> _Exercise directions_: In the data below, find every line that has the string "over", and copy it.

> _Records excerpted from a collection_:
"""
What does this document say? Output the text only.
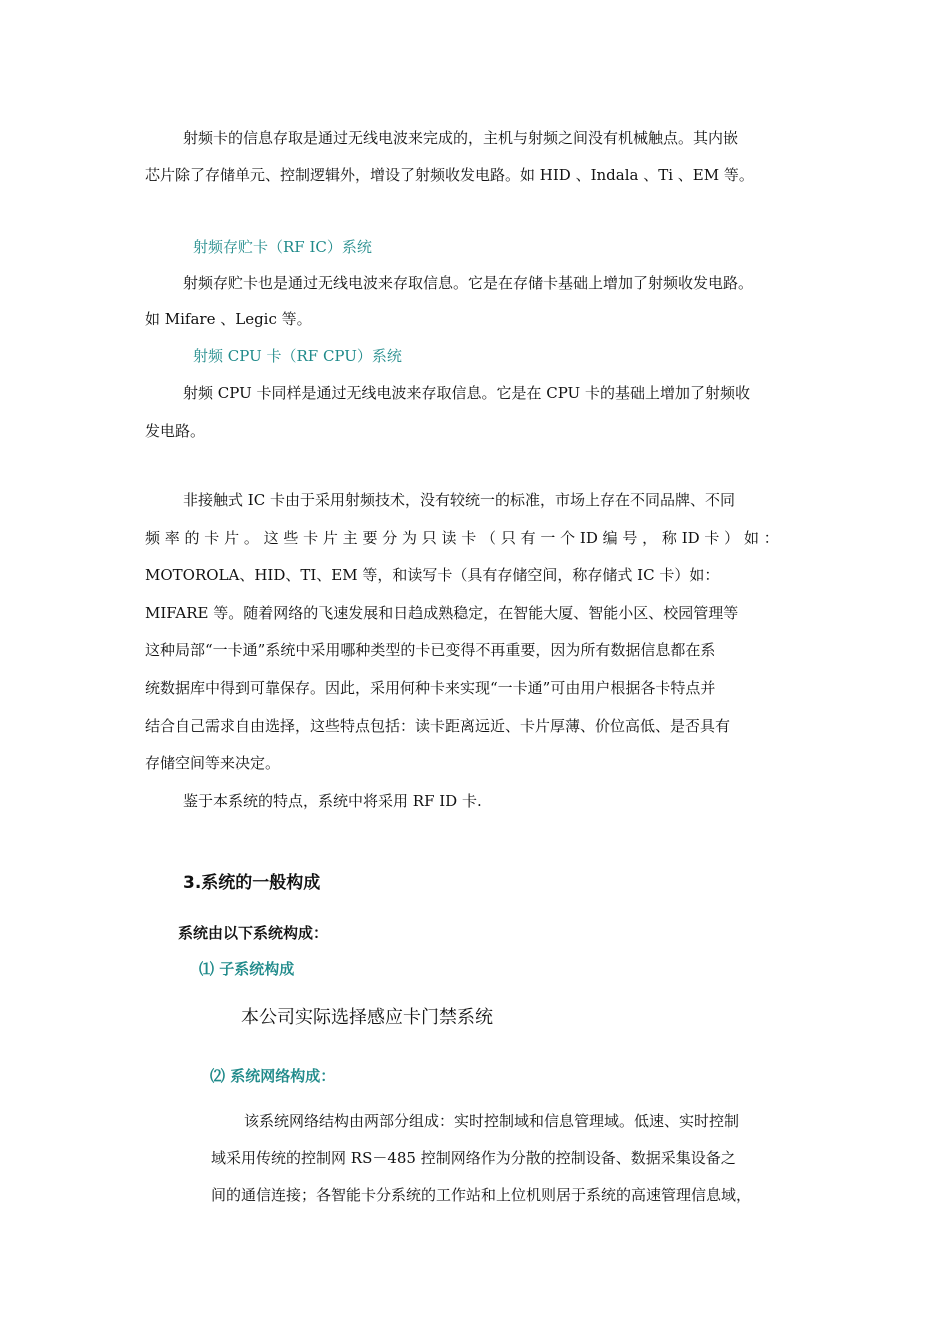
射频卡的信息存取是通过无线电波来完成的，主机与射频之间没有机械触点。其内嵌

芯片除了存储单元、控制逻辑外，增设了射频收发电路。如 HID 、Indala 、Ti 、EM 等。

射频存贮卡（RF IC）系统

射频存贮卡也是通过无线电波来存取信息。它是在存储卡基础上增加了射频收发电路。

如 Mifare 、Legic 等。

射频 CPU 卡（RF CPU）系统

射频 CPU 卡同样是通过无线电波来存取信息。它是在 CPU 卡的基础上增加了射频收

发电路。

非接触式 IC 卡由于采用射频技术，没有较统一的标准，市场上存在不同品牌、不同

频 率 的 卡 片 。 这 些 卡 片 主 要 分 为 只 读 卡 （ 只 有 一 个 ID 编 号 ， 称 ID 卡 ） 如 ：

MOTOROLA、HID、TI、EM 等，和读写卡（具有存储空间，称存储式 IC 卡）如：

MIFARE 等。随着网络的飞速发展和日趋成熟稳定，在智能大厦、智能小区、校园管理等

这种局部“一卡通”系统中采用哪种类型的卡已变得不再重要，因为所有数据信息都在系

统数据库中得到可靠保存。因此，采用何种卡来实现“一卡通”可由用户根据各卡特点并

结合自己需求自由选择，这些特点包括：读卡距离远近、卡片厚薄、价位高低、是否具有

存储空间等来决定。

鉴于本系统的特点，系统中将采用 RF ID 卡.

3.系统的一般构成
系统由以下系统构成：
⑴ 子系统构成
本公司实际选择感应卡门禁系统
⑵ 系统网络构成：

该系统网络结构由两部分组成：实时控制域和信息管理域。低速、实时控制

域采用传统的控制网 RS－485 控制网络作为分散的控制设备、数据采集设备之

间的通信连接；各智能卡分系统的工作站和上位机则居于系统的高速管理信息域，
"""
"""
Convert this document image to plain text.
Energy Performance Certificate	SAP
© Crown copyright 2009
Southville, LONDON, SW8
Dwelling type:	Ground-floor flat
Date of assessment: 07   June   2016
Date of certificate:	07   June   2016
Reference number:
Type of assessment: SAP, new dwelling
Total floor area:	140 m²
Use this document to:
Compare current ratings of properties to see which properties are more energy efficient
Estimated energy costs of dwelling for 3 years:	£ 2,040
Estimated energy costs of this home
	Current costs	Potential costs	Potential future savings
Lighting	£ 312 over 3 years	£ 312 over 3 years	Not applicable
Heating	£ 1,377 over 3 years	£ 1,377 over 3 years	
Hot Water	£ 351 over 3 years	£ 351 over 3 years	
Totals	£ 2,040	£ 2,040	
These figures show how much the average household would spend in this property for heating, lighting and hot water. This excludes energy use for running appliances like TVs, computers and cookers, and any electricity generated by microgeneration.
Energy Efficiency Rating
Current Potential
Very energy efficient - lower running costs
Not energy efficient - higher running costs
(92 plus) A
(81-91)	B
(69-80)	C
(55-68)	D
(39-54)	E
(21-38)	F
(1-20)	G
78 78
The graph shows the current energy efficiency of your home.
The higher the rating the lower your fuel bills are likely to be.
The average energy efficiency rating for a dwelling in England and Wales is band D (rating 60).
"""
> _Answer to the task_:
Lighting	£ 312 over 3 years	£ 312 over 3 years	Not applicable
Heating	£ 1,377 over 3 years	£ 1,377 over 3 years	
Hot Water	£ 351 over 3 years	£ 351 over 3 years	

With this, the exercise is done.